*What is required:* Continue the game theory text from its last sentence, in the same explanatory style.

*Text segment:*
This leads us to the classic ‘Prisoner’s Dilemma’ problem. In this scenario, two prisoners, linked to the same crime, are offered a discount on their prison terms for confessing if the other prisoner continues to deny it, in which case the other prisoner will receive a much stiffer sentence. However, they will both be better off if both deny the crime than if both confess to it. The problem each faces is that they can’t communicate and strike an enforceable deal. The box diagram below shows an example of the Prisoner’s Dilemma in action.
|
Prisoner 2 Confesses |
Prisoner 2 Denies |
Prisoner 1 Confesses |
2 years each |
Freedom for P1; 8 years for P2 |
Prisoner 1 Denies |
8 years for P1; Freedom for P2 |
1 year each |
The Nash Equilibrium is for both to confess, in which case they will both receive 2 years. But this is not the outcome they would have chosen if they could have agreed in advance to a mutually enforceable deal. In that case they would have chosen a scenario where both denied the crime and received 1 year each.
Note that the action that gave each of the prisoners the least jail time did not depend on what the other prisoner did. There was what is called a ‘dominant strategy’ for each player, and hence a single dominant strategy equilibrium. That’s the definition of a dominant strategy. It is the strategy that will give the highest payoff whatever the other person does.
Often there is no dominant strategy. We have already looked at such a situation. Driving on the right or on the left. If others drive on the right, your best response is to drive on the right too. If they drive on the left, your best response is to drive on the left. In the US, everyone driving on the right is an equilibrium, in the sense that no one would want to change their strategy given what others are doing. In game theory, if everyone is playing their best response to the strategies of everyone else, these strategies are, as we know, termed a Nash equilibrium. In Japan, though, Drive on the Left is a Nash equilibrium. So the Live or Die ‘game’ has two Nash equilibria but no dominant strategy equilibrium.

*Data records:*
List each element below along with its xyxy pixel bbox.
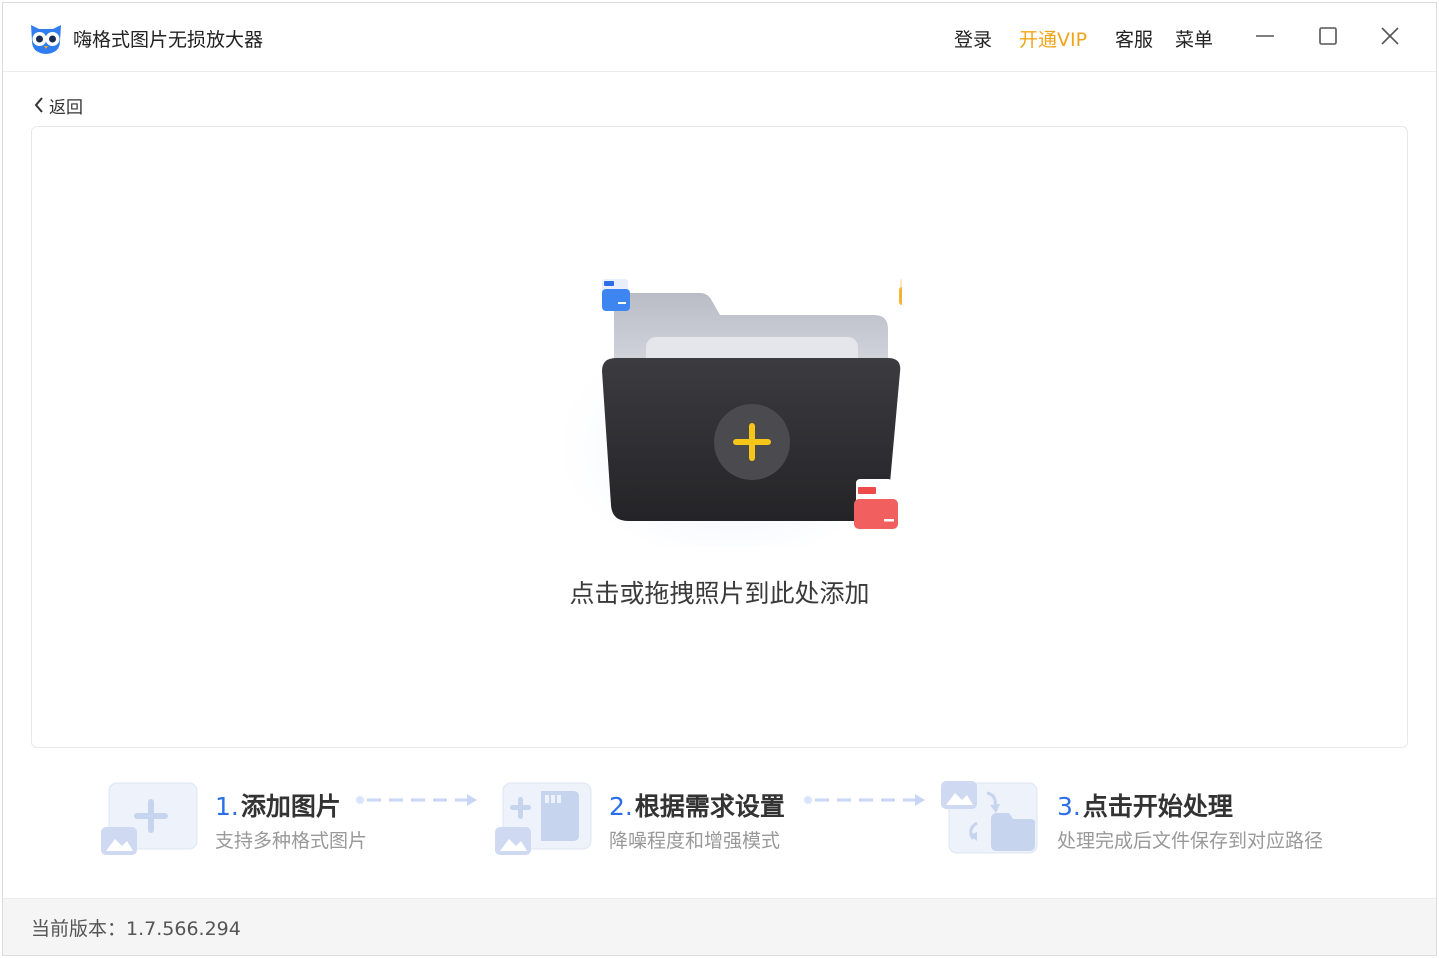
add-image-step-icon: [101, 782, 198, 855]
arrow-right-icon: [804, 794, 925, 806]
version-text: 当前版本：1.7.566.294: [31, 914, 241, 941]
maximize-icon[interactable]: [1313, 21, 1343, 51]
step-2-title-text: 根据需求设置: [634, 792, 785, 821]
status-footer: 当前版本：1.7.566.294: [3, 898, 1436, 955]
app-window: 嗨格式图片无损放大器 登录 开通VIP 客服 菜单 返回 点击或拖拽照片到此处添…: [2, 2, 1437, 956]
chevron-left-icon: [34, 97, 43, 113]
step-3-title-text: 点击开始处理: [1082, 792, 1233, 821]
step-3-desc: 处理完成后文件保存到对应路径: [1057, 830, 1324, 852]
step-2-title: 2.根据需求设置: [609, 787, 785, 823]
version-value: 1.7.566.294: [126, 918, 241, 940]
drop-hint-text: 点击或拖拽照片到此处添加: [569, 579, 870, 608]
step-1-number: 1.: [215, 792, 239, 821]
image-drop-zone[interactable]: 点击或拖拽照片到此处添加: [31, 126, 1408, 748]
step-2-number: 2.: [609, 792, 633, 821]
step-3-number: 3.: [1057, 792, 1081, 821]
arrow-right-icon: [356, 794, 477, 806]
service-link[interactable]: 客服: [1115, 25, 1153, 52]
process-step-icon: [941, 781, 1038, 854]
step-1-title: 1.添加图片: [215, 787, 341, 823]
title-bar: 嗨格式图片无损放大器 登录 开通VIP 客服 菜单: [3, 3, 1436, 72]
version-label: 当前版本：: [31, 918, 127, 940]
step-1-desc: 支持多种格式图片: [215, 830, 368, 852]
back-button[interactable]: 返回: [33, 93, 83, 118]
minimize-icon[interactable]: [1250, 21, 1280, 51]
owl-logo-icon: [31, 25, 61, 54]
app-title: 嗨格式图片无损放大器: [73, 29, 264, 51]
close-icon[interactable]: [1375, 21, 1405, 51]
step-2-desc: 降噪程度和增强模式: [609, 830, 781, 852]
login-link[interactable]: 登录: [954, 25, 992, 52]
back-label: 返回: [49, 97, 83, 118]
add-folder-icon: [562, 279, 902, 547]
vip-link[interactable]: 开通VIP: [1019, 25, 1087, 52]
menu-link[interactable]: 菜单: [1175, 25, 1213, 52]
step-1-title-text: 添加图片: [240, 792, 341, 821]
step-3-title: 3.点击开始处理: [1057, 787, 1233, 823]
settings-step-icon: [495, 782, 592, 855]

*The answer:*
Many interactions do not have dominant strategy equilibria, but if we can find a Nash equilibrium, it gives us a prediction of what we should observe. So a Nash equilibrium is a stable state that involves interacting participants in which none can gain by a change of strategy as long as the other participants remain unchanged. It is not necessarily the best outcome for the parties involved, but it is the outcome we would most likely predict. Once again, we find that the best strategy in a world of rational self-interested people is not the one that is actually in their self-interest.
Perhaps the best example of an attempted real-life resolution to the Prisoner’s Dilemma was demonstrated in the TV ‘Golden Balls’ quiz show. In the game, two players must select a ball which, unknown to the other player, is either a ‘Split’ or ‘Steal’ Ball. If both choose Split, they share the prize money. If both choose ‘Steal’ they each go away with nothing. If one chooses ‘Steal’ and one chooses ‘ Split’, the contestant who chose ‘Steal wins all the money, and the contestant who chose ‘Split’ gets nothing. In this game, the Nash equilibrium among self-interested players is Steal-Steal as Steal dominates Split (wins all the money compared to sharing the money if choosing Split) but loses nothing to Steal compared to choosing ‘Split’ (wins nothing either way). Steal in the Golden Balls game is this equivalent to Confess in the traditional Prisoner’s Dilemma game.
The YouTube video shown linked below is a classic demonstration of an attempt to resolve the dilemma.
Exercise
Is every Nash Equilibrium a Dominant Strategy Equilibrium? Is every Dominant Strategy Equilibrium a Nash Equilibrium? Illustrate your answer, using an example.
In the Golden Balls game, with no communication allowed outside the game format, is there a dominant strategy for each player? Is there a dominant strategy equilibrium? Is there are a Nash equilibrium? If so, what is it?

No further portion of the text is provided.